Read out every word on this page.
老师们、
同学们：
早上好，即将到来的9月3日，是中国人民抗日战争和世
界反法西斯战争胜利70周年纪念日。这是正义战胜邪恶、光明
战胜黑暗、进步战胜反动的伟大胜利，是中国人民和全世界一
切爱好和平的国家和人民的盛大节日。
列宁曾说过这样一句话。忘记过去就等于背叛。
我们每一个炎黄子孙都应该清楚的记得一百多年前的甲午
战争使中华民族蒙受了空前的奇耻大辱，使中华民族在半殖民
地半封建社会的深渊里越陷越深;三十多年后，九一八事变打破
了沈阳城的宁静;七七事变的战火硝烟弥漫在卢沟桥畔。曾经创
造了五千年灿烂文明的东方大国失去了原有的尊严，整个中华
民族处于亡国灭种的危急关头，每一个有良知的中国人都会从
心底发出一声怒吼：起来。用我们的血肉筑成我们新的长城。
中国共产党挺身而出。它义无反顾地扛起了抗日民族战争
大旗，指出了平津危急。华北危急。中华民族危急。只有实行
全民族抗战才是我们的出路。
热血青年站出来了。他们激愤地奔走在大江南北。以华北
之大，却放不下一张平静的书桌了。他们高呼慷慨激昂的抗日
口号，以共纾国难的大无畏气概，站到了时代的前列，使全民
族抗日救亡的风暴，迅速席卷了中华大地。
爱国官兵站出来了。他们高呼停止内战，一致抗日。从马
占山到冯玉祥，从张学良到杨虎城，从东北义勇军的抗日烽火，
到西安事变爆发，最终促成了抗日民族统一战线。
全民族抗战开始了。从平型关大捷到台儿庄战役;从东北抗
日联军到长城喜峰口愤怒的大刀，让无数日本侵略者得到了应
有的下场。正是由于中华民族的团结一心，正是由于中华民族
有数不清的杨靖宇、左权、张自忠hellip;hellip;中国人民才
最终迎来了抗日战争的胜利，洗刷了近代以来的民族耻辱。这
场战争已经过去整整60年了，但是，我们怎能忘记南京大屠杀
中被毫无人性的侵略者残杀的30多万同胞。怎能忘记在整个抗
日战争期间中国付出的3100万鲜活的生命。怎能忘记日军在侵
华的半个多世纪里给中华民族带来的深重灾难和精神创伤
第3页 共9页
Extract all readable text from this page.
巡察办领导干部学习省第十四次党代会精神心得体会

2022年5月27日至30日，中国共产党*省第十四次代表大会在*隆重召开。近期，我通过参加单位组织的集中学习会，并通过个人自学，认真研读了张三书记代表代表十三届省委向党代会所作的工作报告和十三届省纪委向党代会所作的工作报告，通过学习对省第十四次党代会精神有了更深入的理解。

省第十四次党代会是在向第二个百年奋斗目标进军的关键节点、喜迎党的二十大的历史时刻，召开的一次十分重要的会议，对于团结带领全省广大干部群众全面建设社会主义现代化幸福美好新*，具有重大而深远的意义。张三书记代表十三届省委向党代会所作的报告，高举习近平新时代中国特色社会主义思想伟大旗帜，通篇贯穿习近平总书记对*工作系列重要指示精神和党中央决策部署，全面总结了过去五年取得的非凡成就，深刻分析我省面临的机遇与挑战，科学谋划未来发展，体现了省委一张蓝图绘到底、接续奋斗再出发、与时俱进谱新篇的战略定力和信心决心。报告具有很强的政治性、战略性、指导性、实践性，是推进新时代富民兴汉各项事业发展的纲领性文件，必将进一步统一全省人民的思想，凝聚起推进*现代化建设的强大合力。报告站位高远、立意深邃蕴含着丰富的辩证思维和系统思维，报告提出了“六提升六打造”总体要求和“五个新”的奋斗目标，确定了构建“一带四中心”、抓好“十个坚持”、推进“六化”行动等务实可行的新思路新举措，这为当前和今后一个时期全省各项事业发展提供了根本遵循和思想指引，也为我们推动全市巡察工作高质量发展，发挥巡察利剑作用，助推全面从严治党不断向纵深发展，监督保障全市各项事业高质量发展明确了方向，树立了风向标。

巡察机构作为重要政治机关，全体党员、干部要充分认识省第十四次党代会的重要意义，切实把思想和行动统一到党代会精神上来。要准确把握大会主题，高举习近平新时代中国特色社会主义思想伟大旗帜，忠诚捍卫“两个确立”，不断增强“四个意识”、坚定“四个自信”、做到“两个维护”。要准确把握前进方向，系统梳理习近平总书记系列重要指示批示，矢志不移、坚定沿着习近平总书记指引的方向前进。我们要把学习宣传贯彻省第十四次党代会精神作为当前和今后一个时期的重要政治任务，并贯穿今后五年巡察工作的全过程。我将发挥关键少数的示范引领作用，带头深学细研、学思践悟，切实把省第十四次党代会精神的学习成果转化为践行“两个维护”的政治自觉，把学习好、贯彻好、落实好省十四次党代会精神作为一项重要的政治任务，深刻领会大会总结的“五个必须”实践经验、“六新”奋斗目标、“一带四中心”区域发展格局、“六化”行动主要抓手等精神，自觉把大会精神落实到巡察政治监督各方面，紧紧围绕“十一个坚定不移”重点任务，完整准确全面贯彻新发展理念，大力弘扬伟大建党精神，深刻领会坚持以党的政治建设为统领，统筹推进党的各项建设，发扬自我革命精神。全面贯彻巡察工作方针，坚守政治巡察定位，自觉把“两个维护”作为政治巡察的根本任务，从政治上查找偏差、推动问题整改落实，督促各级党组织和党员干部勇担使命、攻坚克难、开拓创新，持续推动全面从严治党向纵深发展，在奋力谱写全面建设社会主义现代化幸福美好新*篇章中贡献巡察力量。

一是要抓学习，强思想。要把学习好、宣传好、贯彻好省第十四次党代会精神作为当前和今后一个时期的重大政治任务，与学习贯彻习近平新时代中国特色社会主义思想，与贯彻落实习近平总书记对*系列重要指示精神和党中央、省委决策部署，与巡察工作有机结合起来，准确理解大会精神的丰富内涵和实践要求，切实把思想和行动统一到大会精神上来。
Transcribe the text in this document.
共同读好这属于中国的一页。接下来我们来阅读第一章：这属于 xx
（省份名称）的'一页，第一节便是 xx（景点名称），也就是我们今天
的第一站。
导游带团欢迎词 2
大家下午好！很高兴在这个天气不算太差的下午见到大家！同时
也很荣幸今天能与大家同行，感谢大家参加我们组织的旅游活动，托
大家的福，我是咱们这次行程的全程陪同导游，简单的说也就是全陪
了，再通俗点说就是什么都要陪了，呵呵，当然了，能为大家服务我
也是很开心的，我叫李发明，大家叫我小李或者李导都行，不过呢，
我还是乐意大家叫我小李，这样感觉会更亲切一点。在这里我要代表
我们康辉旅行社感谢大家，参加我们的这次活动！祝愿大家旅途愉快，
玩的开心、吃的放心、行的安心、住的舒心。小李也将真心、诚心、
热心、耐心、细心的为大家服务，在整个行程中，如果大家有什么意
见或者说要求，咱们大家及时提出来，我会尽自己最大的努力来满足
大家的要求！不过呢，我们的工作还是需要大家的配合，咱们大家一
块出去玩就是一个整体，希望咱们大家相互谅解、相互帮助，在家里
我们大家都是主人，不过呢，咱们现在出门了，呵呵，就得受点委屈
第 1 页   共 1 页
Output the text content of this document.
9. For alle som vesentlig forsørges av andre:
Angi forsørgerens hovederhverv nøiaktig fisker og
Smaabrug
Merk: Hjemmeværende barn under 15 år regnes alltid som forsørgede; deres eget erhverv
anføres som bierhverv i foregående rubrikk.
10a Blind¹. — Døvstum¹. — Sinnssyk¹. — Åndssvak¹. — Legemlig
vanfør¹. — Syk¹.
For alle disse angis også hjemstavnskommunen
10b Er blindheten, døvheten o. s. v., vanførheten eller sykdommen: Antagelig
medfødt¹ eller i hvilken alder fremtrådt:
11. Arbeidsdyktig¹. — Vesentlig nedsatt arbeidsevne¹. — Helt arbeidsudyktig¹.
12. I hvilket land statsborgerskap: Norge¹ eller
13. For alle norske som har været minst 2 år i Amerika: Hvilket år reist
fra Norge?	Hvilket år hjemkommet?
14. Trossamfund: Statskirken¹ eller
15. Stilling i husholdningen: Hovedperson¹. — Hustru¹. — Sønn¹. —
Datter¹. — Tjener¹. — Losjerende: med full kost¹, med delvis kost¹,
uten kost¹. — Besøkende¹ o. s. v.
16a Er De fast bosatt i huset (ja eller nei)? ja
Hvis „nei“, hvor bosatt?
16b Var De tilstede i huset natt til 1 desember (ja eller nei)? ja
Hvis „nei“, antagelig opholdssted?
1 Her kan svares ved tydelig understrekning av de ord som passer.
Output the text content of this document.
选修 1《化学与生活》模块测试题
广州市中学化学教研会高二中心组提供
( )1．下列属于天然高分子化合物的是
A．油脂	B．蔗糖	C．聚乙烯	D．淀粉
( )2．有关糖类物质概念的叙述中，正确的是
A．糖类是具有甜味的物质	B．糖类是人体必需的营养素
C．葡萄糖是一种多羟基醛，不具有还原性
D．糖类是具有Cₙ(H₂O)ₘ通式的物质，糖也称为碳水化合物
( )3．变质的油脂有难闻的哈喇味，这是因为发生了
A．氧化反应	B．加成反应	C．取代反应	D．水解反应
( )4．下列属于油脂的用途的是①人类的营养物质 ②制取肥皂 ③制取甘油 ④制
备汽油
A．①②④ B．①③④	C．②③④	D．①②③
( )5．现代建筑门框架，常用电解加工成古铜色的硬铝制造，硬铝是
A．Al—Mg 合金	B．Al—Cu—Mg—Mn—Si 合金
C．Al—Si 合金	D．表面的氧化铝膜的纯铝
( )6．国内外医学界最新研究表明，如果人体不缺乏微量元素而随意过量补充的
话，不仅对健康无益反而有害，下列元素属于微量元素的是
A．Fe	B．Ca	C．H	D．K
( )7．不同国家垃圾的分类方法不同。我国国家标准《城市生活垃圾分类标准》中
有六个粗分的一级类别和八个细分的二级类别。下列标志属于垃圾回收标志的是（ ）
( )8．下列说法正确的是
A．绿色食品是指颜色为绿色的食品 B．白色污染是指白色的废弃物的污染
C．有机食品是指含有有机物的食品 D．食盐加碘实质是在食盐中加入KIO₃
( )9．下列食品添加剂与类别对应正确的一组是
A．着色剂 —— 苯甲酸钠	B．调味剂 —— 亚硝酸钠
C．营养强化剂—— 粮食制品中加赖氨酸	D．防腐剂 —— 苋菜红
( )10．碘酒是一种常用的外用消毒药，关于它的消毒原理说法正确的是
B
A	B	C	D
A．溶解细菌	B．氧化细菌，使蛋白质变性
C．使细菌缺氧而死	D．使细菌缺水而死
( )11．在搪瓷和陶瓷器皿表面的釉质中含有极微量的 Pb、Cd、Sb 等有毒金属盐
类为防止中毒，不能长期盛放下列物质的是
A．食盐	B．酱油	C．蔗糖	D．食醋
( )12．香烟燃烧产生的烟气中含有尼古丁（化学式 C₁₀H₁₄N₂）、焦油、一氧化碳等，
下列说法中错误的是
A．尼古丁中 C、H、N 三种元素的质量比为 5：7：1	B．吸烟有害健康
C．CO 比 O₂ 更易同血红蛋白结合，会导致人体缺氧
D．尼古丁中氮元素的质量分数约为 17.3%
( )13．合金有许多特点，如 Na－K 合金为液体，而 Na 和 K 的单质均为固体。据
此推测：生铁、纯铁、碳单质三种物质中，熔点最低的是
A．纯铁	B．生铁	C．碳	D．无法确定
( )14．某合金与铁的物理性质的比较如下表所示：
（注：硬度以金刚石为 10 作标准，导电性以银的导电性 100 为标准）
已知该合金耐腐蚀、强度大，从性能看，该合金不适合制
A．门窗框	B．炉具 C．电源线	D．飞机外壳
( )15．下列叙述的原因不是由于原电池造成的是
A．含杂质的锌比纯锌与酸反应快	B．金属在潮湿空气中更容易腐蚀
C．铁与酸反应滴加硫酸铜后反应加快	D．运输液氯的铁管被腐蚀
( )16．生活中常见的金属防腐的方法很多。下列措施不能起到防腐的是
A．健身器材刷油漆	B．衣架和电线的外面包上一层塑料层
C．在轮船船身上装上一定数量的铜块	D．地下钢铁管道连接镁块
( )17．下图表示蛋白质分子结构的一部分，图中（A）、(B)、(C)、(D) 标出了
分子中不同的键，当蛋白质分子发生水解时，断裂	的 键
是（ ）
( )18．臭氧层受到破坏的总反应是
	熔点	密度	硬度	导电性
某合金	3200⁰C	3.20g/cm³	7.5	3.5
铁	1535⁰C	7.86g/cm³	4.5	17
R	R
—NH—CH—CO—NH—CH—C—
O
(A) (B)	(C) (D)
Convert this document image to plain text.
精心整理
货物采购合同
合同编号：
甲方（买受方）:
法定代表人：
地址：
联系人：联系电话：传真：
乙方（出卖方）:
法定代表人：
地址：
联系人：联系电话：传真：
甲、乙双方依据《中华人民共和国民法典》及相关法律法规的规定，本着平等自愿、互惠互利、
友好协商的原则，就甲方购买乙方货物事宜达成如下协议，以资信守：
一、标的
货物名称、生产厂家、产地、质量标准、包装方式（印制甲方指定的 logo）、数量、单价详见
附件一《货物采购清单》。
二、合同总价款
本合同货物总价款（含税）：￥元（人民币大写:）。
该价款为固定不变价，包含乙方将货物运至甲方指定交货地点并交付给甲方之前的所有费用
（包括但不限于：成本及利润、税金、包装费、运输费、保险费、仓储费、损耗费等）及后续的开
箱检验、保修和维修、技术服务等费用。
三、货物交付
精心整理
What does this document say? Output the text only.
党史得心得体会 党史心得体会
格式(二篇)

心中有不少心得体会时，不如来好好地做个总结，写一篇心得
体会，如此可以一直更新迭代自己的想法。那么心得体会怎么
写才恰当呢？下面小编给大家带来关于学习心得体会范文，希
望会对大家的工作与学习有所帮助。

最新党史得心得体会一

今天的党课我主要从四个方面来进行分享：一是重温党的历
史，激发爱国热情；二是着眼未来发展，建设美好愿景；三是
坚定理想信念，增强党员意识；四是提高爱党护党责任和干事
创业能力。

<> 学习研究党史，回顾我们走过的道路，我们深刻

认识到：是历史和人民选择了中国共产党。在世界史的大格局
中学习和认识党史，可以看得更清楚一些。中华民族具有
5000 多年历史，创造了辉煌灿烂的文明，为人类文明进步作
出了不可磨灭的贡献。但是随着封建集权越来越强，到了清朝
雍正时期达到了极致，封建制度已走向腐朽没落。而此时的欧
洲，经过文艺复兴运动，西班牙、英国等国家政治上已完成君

• **Exercise**:
From the material above, gather all lines that include the string "kost¹" and copy them.

• **The reply**:
Datter¹. — Tjener¹. — Losjerende: med full kost¹, med delvis kost¹,
uten kost¹. — Besøkende¹ o. s. v.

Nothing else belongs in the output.